• **Texto extraído**:

○ ○ ○ ○ ○ ○ ○

Émili de la Zelva
El mito de la llorona mexicana existe de dos maneras. La primera habla de una indígena que se enamora de un conquistador español y que al ser engañada por él decide matar a sus hijos producto de la relación entre ambos; una especie de Medea tropicalizada. La segunda versión trata de una mujer que por estar lavando ropa a la orilla del río descuida a los hijos que se ahogan en la corriente. Pareciera que la mujer vive encadenada a dos arquetipos milenarios, tanto el de la esposa como el de la madre, y se lamenta más bien porque no puede librarse de la maldición que nace en épocas de la colonia.
La madre lo da todo por sus hijos, pero qué damos los hijos sino angustias. No es raro ver a la madre como nuestro todo; cuando es más que un maternal todo, también es hija, mujer, persona. El plañir de la llorona hace vibrar la consciencia pues lo único que como hijos esperamos, es llegar a regresarle un cariño a la vieja y que ella nos de su reconocimiento. Por eso su lamento encuentra en nuestra piel de gallina, un antiguo reflejo espeluznante ante la impotencia por salvar a quien nos ha traído al mundo.
Se piensa que el mito en general habla de un sistema de valores, que es sólo un manual de comportamiento para las sociedades antiguas y poco civilizadas. Yo creo que en el evidente conocimiento secular que se fue asentado durante generaciones, se construyó un inconsciente que rebasa por completo la razón. Somos más de lo que podemos aprender. El mito es la personificación de preocupaciones que no hemos podido resolver a través de muchísimo tiempo.
En la guerra se habla de soldados; pero cuantas madres se encuartelan en la angustia de la espera. En México incluso han perdido a sus hijos estudiantes, a los aplicados y a los exigentes. A lo largo de siglos y siglos se han lamentado tantas madres, por los hijos que el destino nos ha arrancado. Entre los callejones de los barrios se derrama sangre en nombre de la jefa, que riega la tierra con el orgullo violento de nuestros actos. Y en noches de tormenta, donde el cliché del viento se hace escuchar, aúlla el tiempo que aun los muertos esperan recuperar; como una madre que se arrastra por las épocas sin poder descansar.
Dos de mis compañeras de escuela aseguran haber escuchado a la llorona; incluso una de ella da fe de que no había viento posible, ni explicación para haber oído tan claro el tan sonado “¡Ay, mis hijos!”. La maestra habló de un estudio sobre la interpretación de las nubes, en el que se demuestra que nuestro cerebro encuentra formas donde no las hay y da sentido a lo que no lo tiene. Un ladrido, un crujir de los muebles, el rechinar de una máquina detonan en nuestro cerebro a la llorona; sin embargo eso no significa que no exista la leyenda, sino que se esconde en otra parte.

○ ○ ○ ○ ○ ○ ○

• **Enunciado**:
Prosigue el texto de arriba sobre el mito de la llorona a partir de su última oración.

○ ○ ○ ○ ○ ○ ○

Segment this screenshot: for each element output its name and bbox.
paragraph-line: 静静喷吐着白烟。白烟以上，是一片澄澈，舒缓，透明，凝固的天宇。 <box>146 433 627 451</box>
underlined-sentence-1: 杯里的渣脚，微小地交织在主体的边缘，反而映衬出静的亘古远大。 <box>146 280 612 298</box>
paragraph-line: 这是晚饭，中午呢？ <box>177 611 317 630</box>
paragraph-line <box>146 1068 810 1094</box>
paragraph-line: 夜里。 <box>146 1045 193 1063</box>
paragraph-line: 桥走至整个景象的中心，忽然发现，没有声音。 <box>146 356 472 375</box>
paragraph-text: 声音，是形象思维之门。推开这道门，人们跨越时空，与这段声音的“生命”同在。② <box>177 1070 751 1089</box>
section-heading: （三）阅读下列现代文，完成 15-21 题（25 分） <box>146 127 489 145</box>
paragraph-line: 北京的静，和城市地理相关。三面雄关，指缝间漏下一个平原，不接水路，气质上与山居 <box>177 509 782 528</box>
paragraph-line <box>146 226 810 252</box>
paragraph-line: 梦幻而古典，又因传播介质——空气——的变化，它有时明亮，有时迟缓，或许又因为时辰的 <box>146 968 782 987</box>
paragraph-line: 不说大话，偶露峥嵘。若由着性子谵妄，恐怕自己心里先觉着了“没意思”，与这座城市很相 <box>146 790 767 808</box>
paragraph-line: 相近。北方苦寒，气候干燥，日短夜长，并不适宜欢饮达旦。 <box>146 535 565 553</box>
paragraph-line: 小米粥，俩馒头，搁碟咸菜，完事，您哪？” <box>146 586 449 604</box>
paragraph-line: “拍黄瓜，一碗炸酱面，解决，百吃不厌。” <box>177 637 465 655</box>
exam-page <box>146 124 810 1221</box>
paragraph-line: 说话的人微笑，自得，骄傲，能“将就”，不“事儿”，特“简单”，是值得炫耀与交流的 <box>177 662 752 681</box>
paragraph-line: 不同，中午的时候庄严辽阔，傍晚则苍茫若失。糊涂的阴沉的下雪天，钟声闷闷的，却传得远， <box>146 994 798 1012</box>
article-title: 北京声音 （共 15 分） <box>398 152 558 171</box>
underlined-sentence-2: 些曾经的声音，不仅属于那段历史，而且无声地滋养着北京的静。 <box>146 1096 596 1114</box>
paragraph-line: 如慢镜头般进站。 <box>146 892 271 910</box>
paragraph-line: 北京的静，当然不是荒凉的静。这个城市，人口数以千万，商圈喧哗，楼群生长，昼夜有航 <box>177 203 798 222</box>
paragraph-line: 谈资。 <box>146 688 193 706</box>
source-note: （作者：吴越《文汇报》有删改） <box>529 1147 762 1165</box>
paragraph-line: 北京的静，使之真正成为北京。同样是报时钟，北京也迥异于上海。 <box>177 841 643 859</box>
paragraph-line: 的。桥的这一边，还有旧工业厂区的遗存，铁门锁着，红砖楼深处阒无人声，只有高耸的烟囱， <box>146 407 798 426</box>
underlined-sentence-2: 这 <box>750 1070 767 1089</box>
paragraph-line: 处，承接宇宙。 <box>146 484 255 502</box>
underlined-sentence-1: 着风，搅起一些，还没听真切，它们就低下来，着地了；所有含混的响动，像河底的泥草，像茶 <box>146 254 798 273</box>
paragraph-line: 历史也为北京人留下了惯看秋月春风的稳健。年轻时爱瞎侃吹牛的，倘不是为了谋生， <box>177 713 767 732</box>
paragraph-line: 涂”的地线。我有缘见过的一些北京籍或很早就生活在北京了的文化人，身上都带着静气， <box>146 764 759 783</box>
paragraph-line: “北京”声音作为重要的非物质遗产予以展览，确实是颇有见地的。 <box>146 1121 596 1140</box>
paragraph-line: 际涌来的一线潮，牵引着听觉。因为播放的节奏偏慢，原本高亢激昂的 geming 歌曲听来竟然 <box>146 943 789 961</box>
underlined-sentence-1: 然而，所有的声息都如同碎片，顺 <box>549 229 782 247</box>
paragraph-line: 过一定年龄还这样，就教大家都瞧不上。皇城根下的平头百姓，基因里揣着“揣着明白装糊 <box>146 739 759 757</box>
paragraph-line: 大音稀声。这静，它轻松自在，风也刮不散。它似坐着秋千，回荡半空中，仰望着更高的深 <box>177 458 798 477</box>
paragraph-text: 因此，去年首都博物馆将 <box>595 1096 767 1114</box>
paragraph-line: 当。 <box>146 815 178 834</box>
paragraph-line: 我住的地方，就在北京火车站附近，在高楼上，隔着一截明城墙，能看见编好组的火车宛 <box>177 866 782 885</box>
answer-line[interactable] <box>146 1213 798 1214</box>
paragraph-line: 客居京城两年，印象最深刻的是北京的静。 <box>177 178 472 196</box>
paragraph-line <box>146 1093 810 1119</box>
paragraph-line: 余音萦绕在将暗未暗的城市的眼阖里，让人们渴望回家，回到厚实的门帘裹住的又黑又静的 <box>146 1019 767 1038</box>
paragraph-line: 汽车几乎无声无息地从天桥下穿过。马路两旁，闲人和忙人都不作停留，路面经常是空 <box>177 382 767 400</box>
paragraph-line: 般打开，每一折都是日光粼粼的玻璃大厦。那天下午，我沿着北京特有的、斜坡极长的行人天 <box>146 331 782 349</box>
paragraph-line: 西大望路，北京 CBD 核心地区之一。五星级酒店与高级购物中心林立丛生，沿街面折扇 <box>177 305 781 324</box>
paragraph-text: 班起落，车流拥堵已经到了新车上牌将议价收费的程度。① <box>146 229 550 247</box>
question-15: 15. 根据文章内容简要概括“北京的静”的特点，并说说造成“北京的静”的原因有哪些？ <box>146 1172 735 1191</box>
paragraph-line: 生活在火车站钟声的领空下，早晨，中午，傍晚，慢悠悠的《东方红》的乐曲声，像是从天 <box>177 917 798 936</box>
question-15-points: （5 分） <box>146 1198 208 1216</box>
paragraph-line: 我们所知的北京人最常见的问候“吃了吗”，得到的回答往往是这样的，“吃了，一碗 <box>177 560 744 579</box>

○ ○ ○ ○ ○ ○ ○

• **Respuesta**:
En tik tok también hay videos que exponen este fenómeno. Reproducen un audio varias veces y aunque es el mismo en cada ocasión, se escuchan distintas palabras según las leemos en la pantalla. Es decir que al leer una palabra el inconsciente se predispone para escucharla sin importar el audio real. Y es así en un caso abstracto, en el que el mensaje no nos es significativo. ¿Qué pasa cuando un tono particular detona un recuerdo específico, una angustia pasada, un lamento de la madre?
Cuando era niño recuerdo que mi mamá veía Mujer casos de la vida real. Programa del que recuerdo una historia en particular en la que siempre que la madre le hablaba a su hijo para pedirle favores, él la ignoraba; hasta que un día los gritos de la madre no fueron en vano y por no ser correspondida había muerto. Desde entonces quedé marcado, cada que mi madre me hablaba para ayudar en la cocina o hacer quehacer me provocaba un vuelco en el estómago, un dejo recurrente de la muerte.
Ahora cada que escucho música hay un cierto tono, un color de voz que me hace erizar la piel y querer voltear hacia la nada. Durante un día cualquiera hay un ruido que me tiene como respondiendo un llamado fantasma. Una madre que no es la mía pero que reconozco en su voz y en su lamento me persigue. Y yo solamente huyo, de sus abrazos y de su reconocimiento. No puedo enfrentarla, enfrentar mi propia finitud, mi soledad.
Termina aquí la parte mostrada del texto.